# Records
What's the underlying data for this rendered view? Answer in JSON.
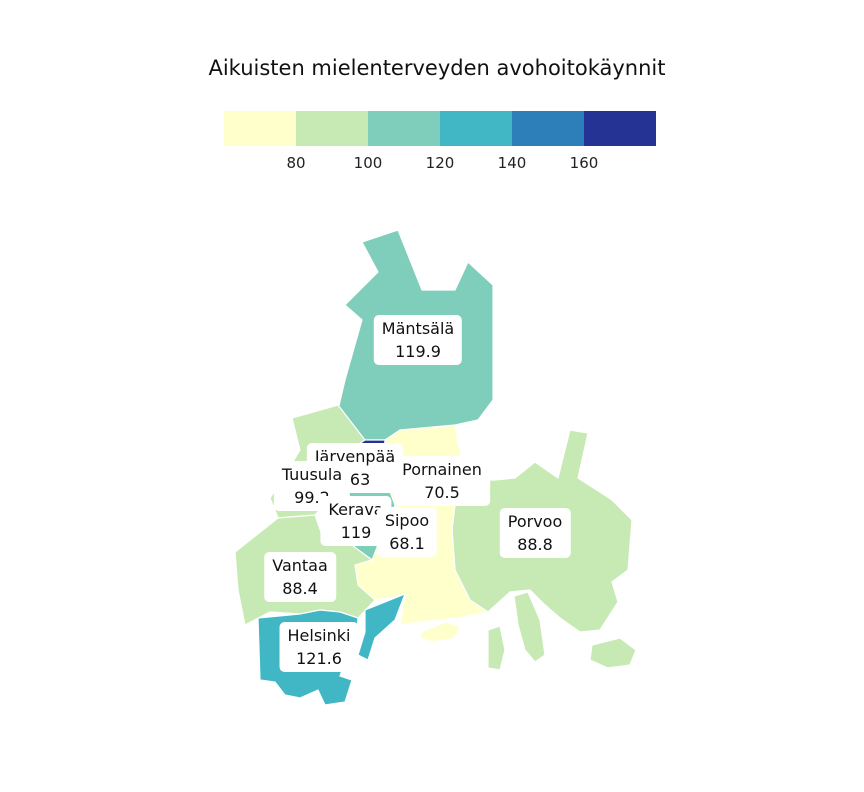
{
  "title": "Aikuisten mielenterveyden avohoitokäynnit",
  "legend": {
    "colors": [
      "#ffffcc",
      "#c7e9b4",
      "#7fcdbb",
      "#41b6c4",
      "#2c7fb8",
      "#253494"
    ],
    "ticks": [
      "80",
      "100",
      "120",
      "140",
      "160"
    ]
  },
  "regions": [
    {
      "name": "Mäntsälä",
      "value": "119.9",
      "color": "#7fcdbb"
    },
    {
      "name": "Järvenpää",
      "value": "163",
      "color": "#253494"
    },
    {
      "name": "Pornainen",
      "value": "70.5",
      "color": "#ffffcc"
    },
    {
      "name": "Tuusula",
      "value": "99.2",
      "color": "#c7e9b4"
    },
    {
      "name": "Kerava",
      "value": "119",
      "color": "#7fcdbb"
    },
    {
      "name": "Sipoo",
      "value": "68.1",
      "color": "#ffffcc"
    },
    {
      "name": "Porvoo",
      "value": "88.8",
      "color": "#c7e9b4"
    },
    {
      "name": "Vantaa",
      "value": "88.4",
      "color": "#c7e9b4"
    },
    {
      "name": "Helsinki",
      "value": "121.6",
      "color": "#41b6c4"
    }
  ]
}
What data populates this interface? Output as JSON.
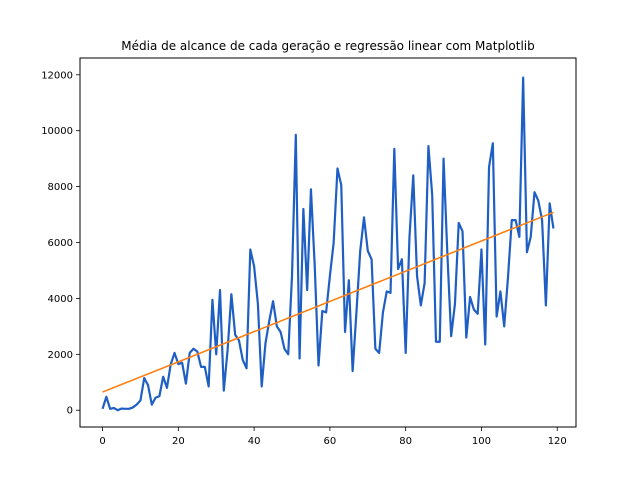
{
  "chart_data": {
    "type": "line",
    "title": "Média de alcance de cada geração e regressão linear com Matplotlib",
    "xlabel": "",
    "ylabel": "",
    "xlim": [
      -5.95,
      124.95
    ],
    "ylim": [
      -600,
      12600
    ],
    "x_ticks": [
      0,
      20,
      40,
      60,
      80,
      100,
      120
    ],
    "y_ticks": [
      0,
      2000,
      4000,
      6000,
      8000,
      10000,
      12000
    ],
    "x_tick_labels": [
      "0",
      "20",
      "40",
      "60",
      "80",
      "100",
      "120"
    ],
    "y_tick_labels": [
      "0",
      "2000",
      "4000",
      "6000",
      "8000",
      "10000",
      "12000"
    ],
    "grid": false,
    "legend": "none",
    "series": [
      {
        "role": "average",
        "color": "#1f5fc4",
        "x": [
          0,
          1,
          2,
          3,
          4,
          5,
          6,
          7,
          8,
          9,
          10,
          11,
          12,
          13,
          14,
          15,
          16,
          17,
          18,
          19,
          20,
          21,
          22,
          23,
          24,
          25,
          26,
          27,
          28,
          29,
          30,
          31,
          32,
          33,
          34,
          35,
          36,
          37,
          38,
          39,
          40,
          41,
          42,
          43,
          44,
          45,
          46,
          47,
          48,
          49,
          50,
          51,
          52,
          53,
          54,
          55,
          56,
          57,
          58,
          59,
          60,
          61,
          62,
          63,
          64,
          65,
          66,
          67,
          68,
          69,
          70,
          71,
          72,
          73,
          74,
          75,
          76,
          77,
          78,
          79,
          80,
          81,
          82,
          83,
          84,
          85,
          86,
          87,
          88,
          89,
          90,
          91,
          92,
          93,
          94,
          95,
          96,
          97,
          98,
          99,
          100,
          101,
          102,
          103,
          104,
          105,
          106,
          107,
          108,
          109,
          110,
          111,
          112,
          113,
          114,
          115,
          116,
          117,
          118,
          119
        ],
        "y": [
          50,
          480,
          50,
          80,
          0,
          60,
          50,
          50,
          100,
          200,
          350,
          1150,
          900,
          200,
          450,
          500,
          1200,
          800,
          1650,
          2050,
          1650,
          1700,
          950,
          2050,
          2200,
          2100,
          1550,
          1550,
          850,
          3950,
          2000,
          4300,
          700,
          2150,
          4150,
          2700,
          2500,
          1800,
          1500,
          5750,
          5150,
          3800,
          850,
          2400,
          3200,
          3900,
          3000,
          2800,
          2200,
          2000,
          4800,
          9850,
          1850,
          7200,
          4300,
          7900,
          5150,
          1600,
          3550,
          3500,
          4800,
          6000,
          8650,
          8050,
          2800,
          4650,
          1400,
          3500,
          5700,
          6900,
          5700,
          5400,
          2200,
          2050,
          3500,
          4250,
          4200,
          9350,
          5050,
          5400,
          2050,
          6200,
          8400,
          4800,
          3750,
          4550,
          9450,
          7700,
          2450,
          2450,
          9000,
          5600,
          2650,
          3800,
          6700,
          6400,
          2600,
          4050,
          3600,
          3450,
          5750,
          2350,
          8700,
          9550,
          3350,
          4250,
          3000,
          4750,
          6800,
          6800,
          6200,
          11900,
          5650,
          6200,
          7800,
          7500,
          6800,
          3750,
          7400,
          6500
        ]
      },
      {
        "role": "regression",
        "color": "#ff7f0e",
        "x": [
          0,
          119
        ],
        "y": [
          650,
          7080
        ]
      }
    ]
  }
}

# Exercise prompt
From the material above, reproduce everything verbatim except the pictures.

# Solution to the problem
What's the underlying data for this rendered view? Answer in JSON.
{
  "title": "Aikuisten mielenterveyden avohoitokäynnit",
  "legend": {
    "colors": [
      "#ffffcc",
      "#c7e9b4",
      "#7fcdbb",
      "#41b6c4",
      "#2c7fb8",
      "#253494"
    ],
    "ticks": [
      "80",
      "100",
      "120",
      "140",
      "160"
    ]
  },
  "regions": [
    {
      "name": "Mäntsälä",
      "value": "119.9",
      "color": "#7fcdbb"
    },
    {
      "name": "Järvenpää",
      "value": "163",
      "color": "#253494"
    },
    {
      "name": "Pornainen",
      "value": "70.5",
      "color": "#ffffcc"
    },
    {
      "name": "Tuusula",
      "value": "99.2",
      "color": "#c7e9b4"
    },
    {
      "name": "Kerava",
      "value": "119",
      "color": "#7fcdbb"
    },
    {
      "name": "Sipoo",
      "value": "68.1",
      "color": "#ffffcc"
    },
    {
      "name": "Porvoo",
      "value": "88.8",
      "color": "#c7e9b4"
    },
    {
      "name": "Vantaa",
      "value": "88.4",
      "color": "#c7e9b4"
    },
    {
      "name": "Helsinki",
      "value": "121.6",
      "color": "#41b6c4"
    }
  ]
}
What data populates this interface? Output as JSON.
{
  "chart_data": {
    "type": "line",
    "title": "Média de alcance de cada geração e regressão linear com Matplotlib",
    "xlabel": "",
    "ylabel": "",
    "xlim": [
      -5.95,
      124.95
    ],
    "ylim": [
      -600,
      12600
    ],
    "x_ticks": [
      0,
      20,
      40,
      60,
      80,
      100,
      120
    ],
    "y_ticks": [
      0,
      2000,
      4000,
      6000,
      8000,
      10000,
      12000
    ],
    "x_tick_labels": [
      "0",
      "20",
      "40",
      "60",
      "80",
      "100",
      "120"
    ],
    "y_tick_labels": [
      "0",
      "2000",
      "4000",
      "6000",
      "8000",
      "10000",
      "12000"
    ],
    "grid": false,
    "legend": "none",
    "series": [
      {
        "role": "average",
        "color": "#1f5fc4",
        "x": [
          0,
          1,
          2,
          3,
          4,
          5,
          6,
          7,
          8,
          9,
          10,
          11,
          12,
          13,
          14,
          15,
          16,
          17,
          18,
          19,
          20,
          21,
          22,
          23,
          24,
          25,
          26,
          27,
          28,
          29,
          30,
          31,
          32,
          33,
          34,
          35,
          36,
          37,
          38,
          39,
          40,
          41,
          42,
          43,
          44,
          45,
          46,
          47,
          48,
          49,
          50,
          51,
          52,
          53,
          54,
          55,
          56,
          57,
          58,
          59,
          60,
          61,
          62,
          63,
          64,
          65,
          66,
          67,
          68,
          69,
          70,
          71,
          72,
          73,
          74,
          75,
          76,
          77,
          78,
          79,
          80,
          81,
          82,
          83,
          84,
          85,
          86,
          87,
          88,
          89,
          90,
          91,
          92,
          93,
          94,
          95,
          96,
          97,
          98,
          99,
          100,
          101,
          102,
          103,
          104,
          105,
          106,
          107,
          108,
          109,
          110,
          111,
          112,
          113,
          114,
          115,
          116,
          117,
          118,
          119
        ],
        "y": [
          50,
          480,
          50,
          80,
          0,
          60,
          50,
          50,
          100,
          200,
          350,
          1150,
          900,
          200,
          450,
          500,
          1200,
          800,
          1650,
          2050,
          1650,
          1700,
          950,
          2050,
          2200,
          2100,
          1550,
          1550,
          850,
          3950,
          2000,
          4300,
          700,
          2150,
          4150,
          2700,
          2500,
          1800,
          1500,
          5750,
          5150,
          3800,
          850,
          2400,
          3200,
          3900,
          3000,
          2800,
          2200,
          2000,
          4800,
          9850,
          1850,
          7200,
          4300,
          7900,
          5150,
          1600,
          3550,
          3500,
          4800,
          6000,
          8650,
          8050,
          2800,
          4650,
          1400,
          3500,
          5700,
          6900,
          5700,
          5400,
          2200,
          2050,
          3500,
          4250,
          4200,
          9350,
          5050,
          5400,
          2050,
          6200,
          8400,
          4800,
          3750,
          4550,
          9450,
          7700,
          2450,
          2450,
          9000,
          5600,
          2650,
          3800,
          6700,
          6400,
          2600,
          4050,
          3600,
          3450,
          5750,
          2350,
          8700,
          9550,
          3350,
          4250,
          3000,
          4750,
          6800,
          6800,
          6200,
          11900,
          5650,
          6200,
          7800,
          7500,
          6800,
          3750,
          7400,
          6500
        ]
      },
      {
        "role": "regression",
        "color": "#ff7f0e",
        "x": [
          0,
          119
        ],
        "y": [
          650,
          7080
        ]
      }
    ]
  }
}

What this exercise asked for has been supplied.